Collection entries
|---|
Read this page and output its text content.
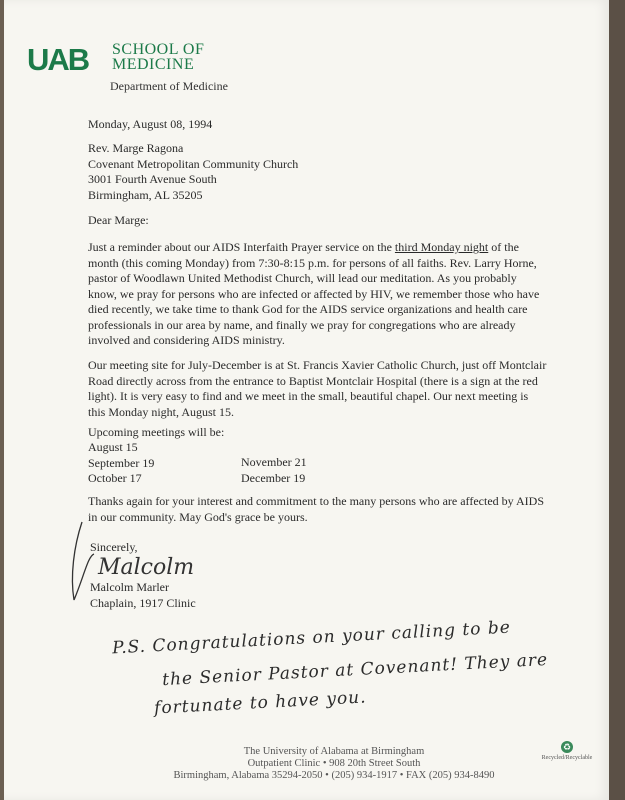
UAB SCHOOL OF
MEDICINE
Department of Medicine
Monday, August 08, 1994
Rev. Marge Ragona
Covenant Metropolitan Community Church
3001 Fourth Avenue South
Birmingham, AL 35205
Dear Marge:
Just a reminder about our AIDS Interfaith Prayer service on the third Monday night of the month (this coming Monday) from 7:30-8:15 p.m. for persons of all faiths. Rev. Larry Horne, pastor of Woodlawn United Methodist Church, will lead our meditation. As you probably know, we pray for persons who are infected or affected by HIV, we remember those who have died recently, we take time to thank God for the AIDS service organizations and health care professionals in our area by name, and finally we pray for congregations who are already involved and considering AIDS ministry.
Our meeting site for July-December is at St. Francis Xavier Catholic Church, just off Montclair Road directly across from the entrance to Baptist Montclair Hospital (there is a sign at the red light). It is very easy to find and we meet in the small, beautiful chapel. Our next meeting is this Monday night, August 15.
Upcoming meetings will be:
August 15
September 19
October 17
November 21
December 19
Thanks again for your interest and commitment to the many persons who are affected by AIDS in our community. May God's grace be yours.
Sincerely,
Malcolm
Malcolm Marler
Chaplain, 1917 Clinic
P.S. Congratulations on your calling to be
the Senior Pastor at Covenant! They are
fortunate to have you.
The University of Alabama at Birmingham
Outpatient Clinic • 908 20th Street South
Birmingham, Alabama 35294-2050 • (205) 934-1917 • FAX (205) 934-8490
♻
Recycled/Recyclable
|---|
Directive: Leave out the pictures and print every line of the data exactly.

Worked answer:
Read this page and output its text content.
UAB SCHOOL OF
MEDICINE
Department of Medicine
Monday, August 08, 1994
Rev. Marge Ragona
Covenant Metropolitan Community Church
3001 Fourth Avenue South
Birmingham, AL 35205
Dear Marge:
Just a reminder about our AIDS Interfaith Prayer service on the third Monday night of the month (this coming Monday) from 7:30-8:15 p.m. for persons of all faiths. Rev. Larry Horne, pastor of Woodlawn United Methodist Church, will lead our meditation. As you probably know, we pray for persons who are infected or affected by HIV, we remember those who have died recently, we take time to thank God for the AIDS service organizations and health care professionals in our area by name, and finally we pray for congregations who are already involved and considering AIDS ministry.
Our meeting site for July-December is at St. Francis Xavier Catholic Church, just off Montclair Road directly across from the entrance to Baptist Montclair Hospital (there is a sign at the red light). It is very easy to find and we meet in the small, beautiful chapel. Our next meeting is this Monday night, August 15.
Upcoming meetings will be:
August 15
September 19
October 17
November 21
December 19
Thanks again for your interest and commitment to the many persons who are affected by AIDS in our community. May God's grace be yours.
Sincerely,
Malcolm
Malcolm Marler
Chaplain, 1917 Clinic
P.S. Congratulations on your calling to be
the Senior Pastor at Covenant! They are
fortunate to have you.
The University of Alabama at Birmingham
Outpatient Clinic • 908 20th Street South
Birmingham, Alabama 35294-2050 • (205) 934-1917 • FAX (205) 934-8490
♻
Recycled/Recyclable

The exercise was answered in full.